(Collected data entries)
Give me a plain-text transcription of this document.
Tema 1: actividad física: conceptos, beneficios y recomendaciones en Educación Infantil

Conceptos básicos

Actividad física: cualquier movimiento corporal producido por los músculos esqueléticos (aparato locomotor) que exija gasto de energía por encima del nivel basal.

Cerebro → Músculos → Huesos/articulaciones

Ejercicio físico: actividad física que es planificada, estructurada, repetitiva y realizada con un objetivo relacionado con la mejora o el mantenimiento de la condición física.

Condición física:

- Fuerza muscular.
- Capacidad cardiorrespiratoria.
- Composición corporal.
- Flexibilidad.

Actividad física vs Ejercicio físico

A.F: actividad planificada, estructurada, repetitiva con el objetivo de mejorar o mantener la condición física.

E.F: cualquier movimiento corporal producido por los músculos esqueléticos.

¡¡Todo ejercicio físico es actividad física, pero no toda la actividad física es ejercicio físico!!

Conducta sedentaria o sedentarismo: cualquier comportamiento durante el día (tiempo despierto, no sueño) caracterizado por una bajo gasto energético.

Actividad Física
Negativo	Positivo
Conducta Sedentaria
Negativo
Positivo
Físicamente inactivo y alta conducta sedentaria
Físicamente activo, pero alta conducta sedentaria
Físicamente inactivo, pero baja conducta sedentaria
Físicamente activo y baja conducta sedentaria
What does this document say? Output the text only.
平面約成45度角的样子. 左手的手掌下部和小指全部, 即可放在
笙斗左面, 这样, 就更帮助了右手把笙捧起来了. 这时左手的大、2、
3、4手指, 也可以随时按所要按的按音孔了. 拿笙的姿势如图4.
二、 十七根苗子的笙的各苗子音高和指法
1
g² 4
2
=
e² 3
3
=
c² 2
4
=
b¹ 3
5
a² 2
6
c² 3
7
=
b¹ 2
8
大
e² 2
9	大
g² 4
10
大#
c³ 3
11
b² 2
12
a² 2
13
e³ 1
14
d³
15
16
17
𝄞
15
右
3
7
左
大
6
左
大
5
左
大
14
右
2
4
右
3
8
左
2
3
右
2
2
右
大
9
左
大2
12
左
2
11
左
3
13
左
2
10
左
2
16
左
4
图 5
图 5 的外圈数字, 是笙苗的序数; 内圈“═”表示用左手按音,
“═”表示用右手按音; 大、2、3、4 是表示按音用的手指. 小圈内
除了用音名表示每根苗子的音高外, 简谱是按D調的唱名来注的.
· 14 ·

*Aim of the task*
Set down the material above again, word for word.

*Task output*
Give me a plain-text transcription of this document.
Tema 1: actividad física: conceptos, beneficios y recomendaciones en Educación Infantil

Conceptos básicos

Actividad física: cualquier movimiento corporal producido por los músculos esqueléticos (aparato locomotor) que exija gasto de energía por encima del nivel basal.

Cerebro → Músculos → Huesos/articulaciones

Ejercicio físico: actividad física que es planificada, estructurada, repetitiva y realizada con un objetivo relacionado con la mejora o el mantenimiento de la condición física.

Condición física:

- Fuerza muscular.
- Capacidad cardiorrespiratoria.
- Composición corporal.
- Flexibilidad.

Actividad física vs Ejercicio físico

A.F: actividad planificada, estructurada, repetitiva con el objetivo de mejorar o mantener la condición física.

E.F: cualquier movimiento corporal producido por los músculos esqueléticos.

¡¡Todo ejercicio físico es actividad física, pero no toda la actividad física es ejercicio físico!!

Conducta sedentaria o sedentarismo: cualquier comportamiento durante el día (tiempo despierto, no sueño) caracterizado por una bajo gasto energético.

Actividad Física
Negativo	Positivo
Conducta Sedentaria
Negativo
Positivo
Físicamente inactivo y alta conducta sedentaria
Físicamente activo, pero alta conducta sedentaria
Físicamente inactivo, pero baja conducta sedentaria
Físicamente activo y baja conducta sedentaria
What does this document say? Output the text only.
平面約成45度角的样子. 左手的手掌下部和小指全部, 即可放在
笙斗左面, 这样, 就更帮助了右手把笙捧起来了. 这时左手的大、2、
3、4手指, 也可以随时按所要按的按音孔了. 拿笙的姿势如图4.
二、 十七根苗子的笙的各苗子音高和指法
1
g² 4
2
=
e² 3
3
=
c² 2
4
=
b¹ 3
5
a² 2
6
c² 3
7
=
b¹ 2
8
大
e² 2
9	大
g² 4
10
大#
c³ 3
11
b² 2
12
a² 2
13
e³ 1
14
d³
15
16
17
𝄞
15
右
3
7
左
大
6
左
大
5
左
大
14
右
2
4
右
3
8
左
2
3
右
2
2
右
大
9
左
大2
12
左
2
11
左
3
13
左
2
10
左
2
16
左
4
图 5
图 5 的外圈数字, 是笙苗的序数; 内圈“═”表示用左手按音,
“═”表示用右手按音; 大、2、3、4 是表示按音用的手指. 小圈内
除了用音名表示每根苗子的音高外, 简谱是按D調的唱名来注的.
· 14 ·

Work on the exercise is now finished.